### What the exercise asks
Show each line of the data below that has the string "these" in it.

### Source records
☆ ☆ ☆ ☆ ☆
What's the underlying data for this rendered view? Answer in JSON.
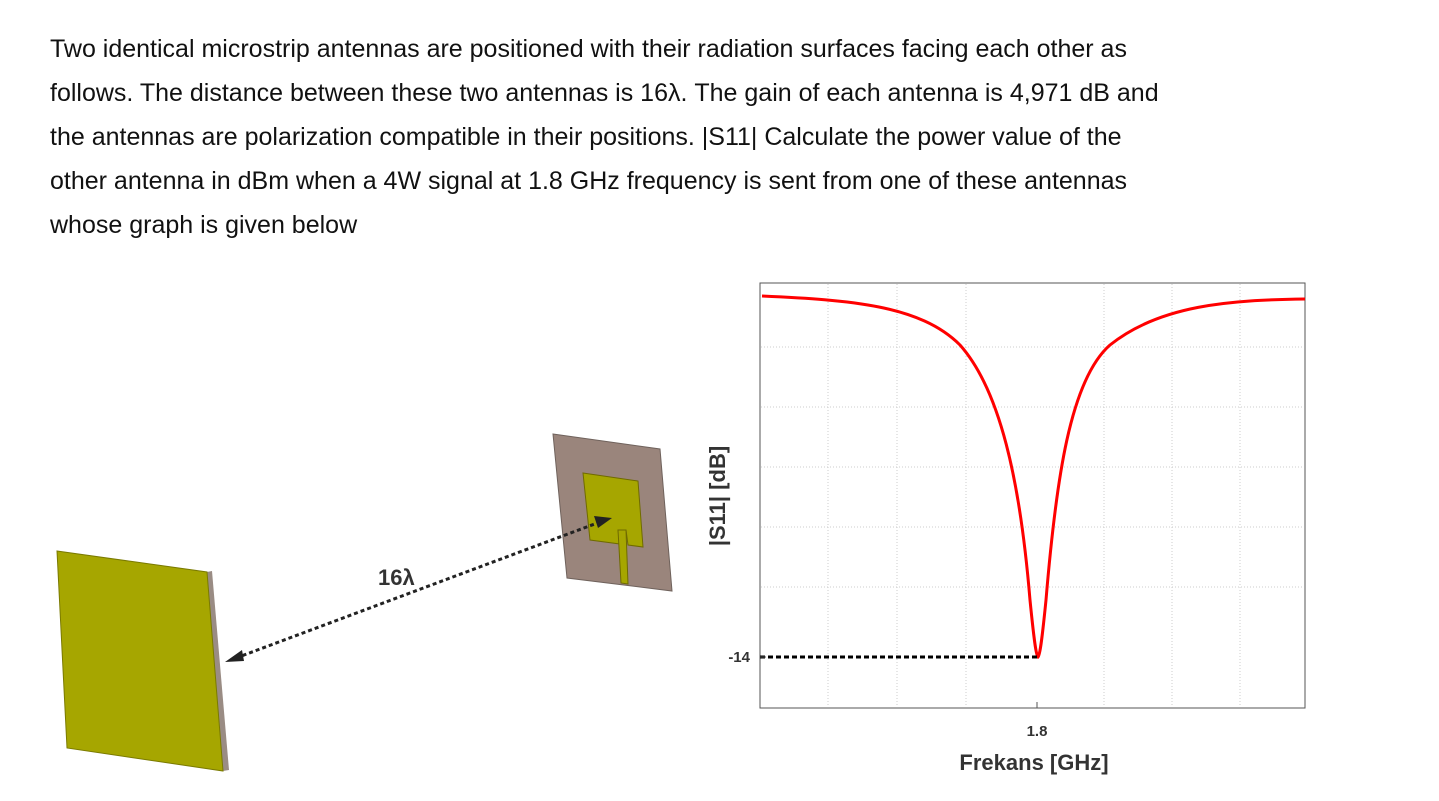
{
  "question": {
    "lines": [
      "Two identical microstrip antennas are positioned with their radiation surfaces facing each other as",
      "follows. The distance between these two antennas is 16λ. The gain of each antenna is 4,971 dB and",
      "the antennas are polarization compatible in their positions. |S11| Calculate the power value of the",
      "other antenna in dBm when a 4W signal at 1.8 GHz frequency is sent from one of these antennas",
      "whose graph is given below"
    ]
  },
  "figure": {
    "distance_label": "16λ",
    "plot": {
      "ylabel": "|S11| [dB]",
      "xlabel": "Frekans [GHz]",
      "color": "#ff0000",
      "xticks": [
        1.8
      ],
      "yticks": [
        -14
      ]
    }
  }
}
☆ ☆ ☆ ☆ ☆
### Solution
      "follows. The distance between these two antennas is 16λ. The gain of each antenna is 4,971 dB and",
      "other antenna in dBm when a 4W signal at 1.8 GHz frequency is sent from one of these antennas",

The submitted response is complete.